> [WORK TO BE COMPLETED]
Read the listing and extract each line that includes the word "publicação".

Collected data
###
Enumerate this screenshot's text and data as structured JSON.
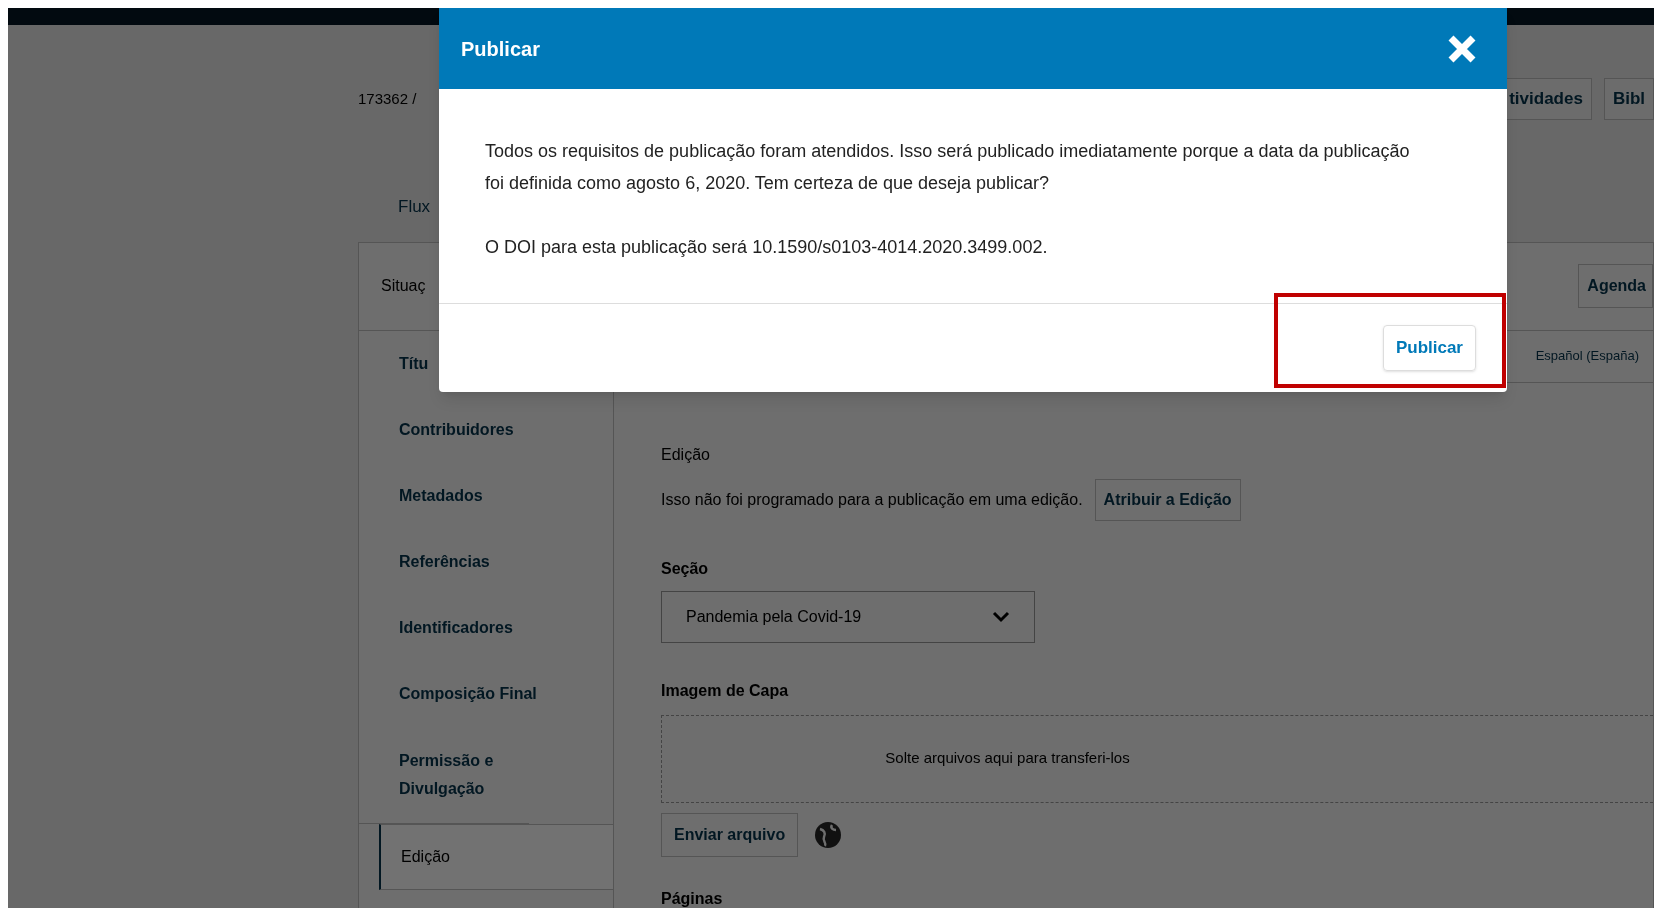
{
  "header": {
    "submission_id": "173362 /",
    "tabs": [
      {
        "label": "tividades"
      },
      {
        "label": "Bibl"
      }
    ]
  },
  "workflow_link": "Flux",
  "panel": {
    "title": "Situaç",
    "action": "Agenda"
  },
  "sidebar": {
    "items": [
      {
        "label": "Títu",
        "selected": false
      },
      {
        "label": "Contribuidores",
        "selected": false
      },
      {
        "label": "Metadados",
        "selected": false
      },
      {
        "label": "Referências",
        "selected": false
      },
      {
        "label": "Identificadores",
        "selected": false
      },
      {
        "label": "Composição Final",
        "selected": false
      },
      {
        "label": "Permissão e Divulgação",
        "selected": false
      },
      {
        "label": "Edição",
        "selected": true
      }
    ]
  },
  "language_tab": "Español (España)",
  "form": {
    "issue": {
      "label": "Edição",
      "text": "Isso não foi programado para a publicação em uma edição.",
      "button": "Atribuir a Edição"
    },
    "section": {
      "label": "Seção",
      "value": "Pandemia pela Covid-19"
    },
    "cover_image": {
      "label": "Imagem de Capa",
      "dropzone": "Solte arquivos aqui para transferi-los",
      "upload_button": "Enviar arquivo"
    },
    "pages_label": "Páginas"
  },
  "dialog": {
    "title": "Publicar",
    "paragraphs": [
      "Todos os requisitos de publicação foram atendidos. Isso será publicado imediatamente porque a data da publicação foi definida como agosto 6, 2020. Tem certeza de que deseja publicar?",
      "O DOI para esta publicação será 10.1590/s0103-4014.2020.3499.002."
    ],
    "button": "Publicar"
  }
}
###
> [SOLUTION TO THIS TASK]
      "text": "Isso não foi programado para a publicação em uma edição.",
      "Todos os requisitos de publicação foram atendidos. Isso será publicado imediatamente porque a data da publicação foi definida como agosto 6, 2020. Tem certeza de que deseja publicar?",
      "O DOI para esta publicação será 10.1590/s0103-4014.2020.3499.002."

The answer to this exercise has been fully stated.